(Dataset items)
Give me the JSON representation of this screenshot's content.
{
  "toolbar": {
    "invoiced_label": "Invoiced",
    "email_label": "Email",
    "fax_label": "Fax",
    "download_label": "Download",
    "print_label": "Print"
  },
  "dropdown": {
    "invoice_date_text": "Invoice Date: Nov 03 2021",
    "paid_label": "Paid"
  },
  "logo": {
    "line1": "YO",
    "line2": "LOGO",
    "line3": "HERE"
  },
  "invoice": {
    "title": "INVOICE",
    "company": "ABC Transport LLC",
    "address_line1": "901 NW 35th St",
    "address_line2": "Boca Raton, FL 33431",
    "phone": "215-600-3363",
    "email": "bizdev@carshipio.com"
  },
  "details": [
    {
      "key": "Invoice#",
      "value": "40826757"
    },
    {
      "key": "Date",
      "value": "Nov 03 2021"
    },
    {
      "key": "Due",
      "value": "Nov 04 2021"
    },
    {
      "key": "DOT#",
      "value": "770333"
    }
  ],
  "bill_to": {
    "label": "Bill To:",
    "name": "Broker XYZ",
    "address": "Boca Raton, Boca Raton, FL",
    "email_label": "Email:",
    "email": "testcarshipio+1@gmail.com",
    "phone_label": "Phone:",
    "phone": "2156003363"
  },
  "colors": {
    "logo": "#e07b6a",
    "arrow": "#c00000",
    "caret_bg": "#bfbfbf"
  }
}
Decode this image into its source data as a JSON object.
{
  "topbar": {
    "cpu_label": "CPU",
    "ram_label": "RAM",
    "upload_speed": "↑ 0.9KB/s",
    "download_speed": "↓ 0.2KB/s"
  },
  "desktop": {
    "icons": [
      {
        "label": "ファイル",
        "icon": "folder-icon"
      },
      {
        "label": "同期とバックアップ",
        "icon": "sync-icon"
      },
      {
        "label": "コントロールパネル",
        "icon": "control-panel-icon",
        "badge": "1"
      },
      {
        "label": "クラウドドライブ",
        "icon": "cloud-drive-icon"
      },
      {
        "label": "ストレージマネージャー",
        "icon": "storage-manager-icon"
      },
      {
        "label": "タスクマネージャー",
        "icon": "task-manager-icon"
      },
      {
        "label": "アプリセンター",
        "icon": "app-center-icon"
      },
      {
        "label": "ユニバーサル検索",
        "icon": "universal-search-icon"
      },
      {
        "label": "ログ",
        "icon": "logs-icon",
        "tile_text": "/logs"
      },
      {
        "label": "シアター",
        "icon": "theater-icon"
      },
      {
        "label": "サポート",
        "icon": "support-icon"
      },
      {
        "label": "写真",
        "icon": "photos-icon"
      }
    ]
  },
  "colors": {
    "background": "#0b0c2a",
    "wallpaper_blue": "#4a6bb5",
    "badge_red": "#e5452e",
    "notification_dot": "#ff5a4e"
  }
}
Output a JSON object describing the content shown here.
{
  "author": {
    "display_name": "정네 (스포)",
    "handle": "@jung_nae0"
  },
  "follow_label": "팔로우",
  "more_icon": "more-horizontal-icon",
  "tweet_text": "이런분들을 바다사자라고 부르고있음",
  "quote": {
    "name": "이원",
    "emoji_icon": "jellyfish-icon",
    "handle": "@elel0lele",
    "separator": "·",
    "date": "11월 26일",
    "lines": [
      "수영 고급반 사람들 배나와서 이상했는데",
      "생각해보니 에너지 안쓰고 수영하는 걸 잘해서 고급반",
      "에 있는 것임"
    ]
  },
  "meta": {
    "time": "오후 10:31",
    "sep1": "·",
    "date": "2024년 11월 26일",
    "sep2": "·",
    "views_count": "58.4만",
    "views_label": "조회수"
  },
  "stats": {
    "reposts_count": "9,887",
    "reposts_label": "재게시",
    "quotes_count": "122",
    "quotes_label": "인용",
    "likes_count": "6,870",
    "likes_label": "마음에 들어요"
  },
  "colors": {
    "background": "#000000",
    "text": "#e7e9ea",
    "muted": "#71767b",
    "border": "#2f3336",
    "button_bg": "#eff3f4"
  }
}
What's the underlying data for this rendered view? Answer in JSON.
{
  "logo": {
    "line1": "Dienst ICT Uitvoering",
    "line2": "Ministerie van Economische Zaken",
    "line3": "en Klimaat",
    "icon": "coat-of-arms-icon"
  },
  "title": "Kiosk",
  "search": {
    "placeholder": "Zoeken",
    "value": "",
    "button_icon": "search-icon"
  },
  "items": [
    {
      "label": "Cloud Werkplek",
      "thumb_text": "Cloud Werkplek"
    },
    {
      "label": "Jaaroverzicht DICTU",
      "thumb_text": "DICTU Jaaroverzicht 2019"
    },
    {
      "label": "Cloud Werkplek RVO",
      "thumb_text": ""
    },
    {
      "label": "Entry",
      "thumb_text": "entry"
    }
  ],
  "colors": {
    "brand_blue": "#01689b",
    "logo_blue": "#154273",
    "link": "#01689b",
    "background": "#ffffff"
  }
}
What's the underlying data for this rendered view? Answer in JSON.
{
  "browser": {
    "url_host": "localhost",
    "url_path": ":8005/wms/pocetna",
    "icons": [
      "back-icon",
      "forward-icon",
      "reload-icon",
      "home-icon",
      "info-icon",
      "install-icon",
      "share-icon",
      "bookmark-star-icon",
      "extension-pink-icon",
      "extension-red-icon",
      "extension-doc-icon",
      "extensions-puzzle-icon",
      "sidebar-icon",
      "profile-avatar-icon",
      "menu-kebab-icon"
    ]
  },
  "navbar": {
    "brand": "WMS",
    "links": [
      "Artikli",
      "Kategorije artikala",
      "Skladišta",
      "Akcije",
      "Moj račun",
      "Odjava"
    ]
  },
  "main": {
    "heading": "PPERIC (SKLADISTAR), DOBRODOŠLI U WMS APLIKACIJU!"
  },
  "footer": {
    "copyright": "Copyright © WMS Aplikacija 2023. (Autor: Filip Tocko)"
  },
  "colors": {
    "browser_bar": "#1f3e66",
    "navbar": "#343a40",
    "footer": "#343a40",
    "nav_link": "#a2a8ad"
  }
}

- [Task goal]:
Your task is to retype all the records above with nothing left out.

- [Right answer]:
Give me the JSON representation of this screenshot's content.
{
  "toolbar": {
    "invoiced_label": "Invoiced",
    "email_label": "Email",
    "fax_label": "Fax",
    "download_label": "Download",
    "print_label": "Print"
  },
  "dropdown": {
    "invoice_date_text": "Invoice Date: Nov 03 2021",
    "paid_label": "Paid"
  },
  "logo": {
    "line1": "YO",
    "line2": "LOGO",
    "line3": "HERE"
  },
  "invoice": {
    "title": "INVOICE",
    "company": "ABC Transport LLC",
    "address_line1": "901 NW 35th St",
    "address_line2": "Boca Raton, FL 33431",
    "phone": "215-600-3363",
    "email": "bizdev@carshipio.com"
  },
  "details": [
    {
      "key": "Invoice#",
      "value": "40826757"
    },
    {
      "key": "Date",
      "value": "Nov 03 2021"
    },
    {
      "key": "Due",
      "value": "Nov 04 2021"
    },
    {
      "key": "DOT#",
      "value": "770333"
    }
  ],
  "bill_to": {
    "label": "Bill To:",
    "name": "Broker XYZ",
    "address": "Boca Raton, Boca Raton, FL",
    "email_label": "Email:",
    "email": "testcarshipio+1@gmail.com",
    "phone_label": "Phone:",
    "phone": "2156003363"
  },
  "colors": {
    "logo": "#e07b6a",
    "arrow": "#c00000",
    "caret_bg": "#bfbfbf"
  }
}
Decode this image into its source data as a JSON object.
{
  "topbar": {
    "cpu_label": "CPU",
    "ram_label": "RAM",
    "upload_speed": "↑ 0.9KB/s",
    "download_speed": "↓ 0.2KB/s"
  },
  "desktop": {
    "icons": [
      {
        "label": "ファイル",
        "icon": "folder-icon"
      },
      {
        "label": "同期とバックアップ",
        "icon": "sync-icon"
      },
      {
        "label": "コントロールパネル",
        "icon": "control-panel-icon",
        "badge": "1"
      },
      {
        "label": "クラウドドライブ",
        "icon": "cloud-drive-icon"
      },
      {
        "label": "ストレージマネージャー",
        "icon": "storage-manager-icon"
      },
      {
        "label": "タスクマネージャー",
        "icon": "task-manager-icon"
      },
      {
        "label": "アプリセンター",
        "icon": "app-center-icon"
      },
      {
        "label": "ユニバーサル検索",
        "icon": "universal-search-icon"
      },
      {
        "label": "ログ",
        "icon": "logs-icon",
        "tile_text": "/logs"
      },
      {
        "label": "シアター",
        "icon": "theater-icon"
      },
      {
        "label": "サポート",
        "icon": "support-icon"
      },
      {
        "label": "写真",
        "icon": "photos-icon"
      }
    ]
  },
  "colors": {
    "background": "#0b0c2a",
    "wallpaper_blue": "#4a6bb5",
    "badge_red": "#e5452e",
    "notification_dot": "#ff5a4e"
  }
}
Output a JSON object describing the content shown here.
{
  "author": {
    "display_name": "정네 (스포)",
    "handle": "@jung_nae0"
  },
  "follow_label": "팔로우",
  "more_icon": "more-horizontal-icon",
  "tweet_text": "이런분들을 바다사자라고 부르고있음",
  "quote": {
    "name": "이원",
    "emoji_icon": "jellyfish-icon",
    "handle": "@elel0lele",
    "separator": "·",
    "date": "11월 26일",
    "lines": [
      "수영 고급반 사람들 배나와서 이상했는데",
      "생각해보니 에너지 안쓰고 수영하는 걸 잘해서 고급반",
      "에 있는 것임"
    ]
  },
  "meta": {
    "time": "오후 10:31",
    "sep1": "·",
    "date": "2024년 11월 26일",
    "sep2": "·",
    "views_count": "58.4만",
    "views_label": "조회수"
  },
  "stats": {
    "reposts_count": "9,887",
    "reposts_label": "재게시",
    "quotes_count": "122",
    "quotes_label": "인용",
    "likes_count": "6,870",
    "likes_label": "마음에 들어요"
  },
  "colors": {
    "background": "#000000",
    "text": "#e7e9ea",
    "muted": "#71767b",
    "border": "#2f3336",
    "button_bg": "#eff3f4"
  }
}
What's the underlying data for this rendered view? Answer in JSON.
{
  "logo": {
    "line1": "Dienst ICT Uitvoering",
    "line2": "Ministerie van Economische Zaken",
    "line3": "en Klimaat",
    "icon": "coat-of-arms-icon"
  },
  "title": "Kiosk",
  "search": {
    "placeholder": "Zoeken",
    "value": "",
    "button_icon": "search-icon"
  },
  "items": [
    {
      "label": "Cloud Werkplek",
      "thumb_text": "Cloud Werkplek"
    },
    {
      "label": "Jaaroverzicht DICTU",
      "thumb_text": "DICTU Jaaroverzicht 2019"
    },
    {
      "label": "Cloud Werkplek RVO",
      "thumb_text": ""
    },
    {
      "label": "Entry",
      "thumb_text": "entry"
    }
  ],
  "colors": {
    "brand_blue": "#01689b",
    "logo_blue": "#154273",
    "link": "#01689b",
    "background": "#ffffff"
  }
}
What's the underlying data for this rendered view? Answer in JSON.
{
  "browser": {
    "url_host": "localhost",
    "url_path": ":8005/wms/pocetna",
    "icons": [
      "back-icon",
      "forward-icon",
      "reload-icon",
      "home-icon",
      "info-icon",
      "install-icon",
      "share-icon",
      "bookmark-star-icon",
      "extension-pink-icon",
      "extension-red-icon",
      "extension-doc-icon",
      "extensions-puzzle-icon",
      "sidebar-icon",
      "profile-avatar-icon",
      "menu-kebab-icon"
    ]
  },
  "navbar": {
    "brand": "WMS",
    "links": [
      "Artikli",
      "Kategorije artikala",
      "Skladišta",
      "Akcije",
      "Moj račun",
      "Odjava"
    ]
  },
  "main": {
    "heading": "PPERIC (SKLADISTAR), DOBRODOŠLI U WMS APLIKACIJU!"
  },
  "footer": {
    "copyright": "Copyright © WMS Aplikacija 2023. (Autor: Filip Tocko)"
  },
  "colors": {
    "browser_bar": "#1f3e66",
    "navbar": "#343a40",
    "footer": "#343a40",
    "nav_link": "#a2a8ad"
  }
}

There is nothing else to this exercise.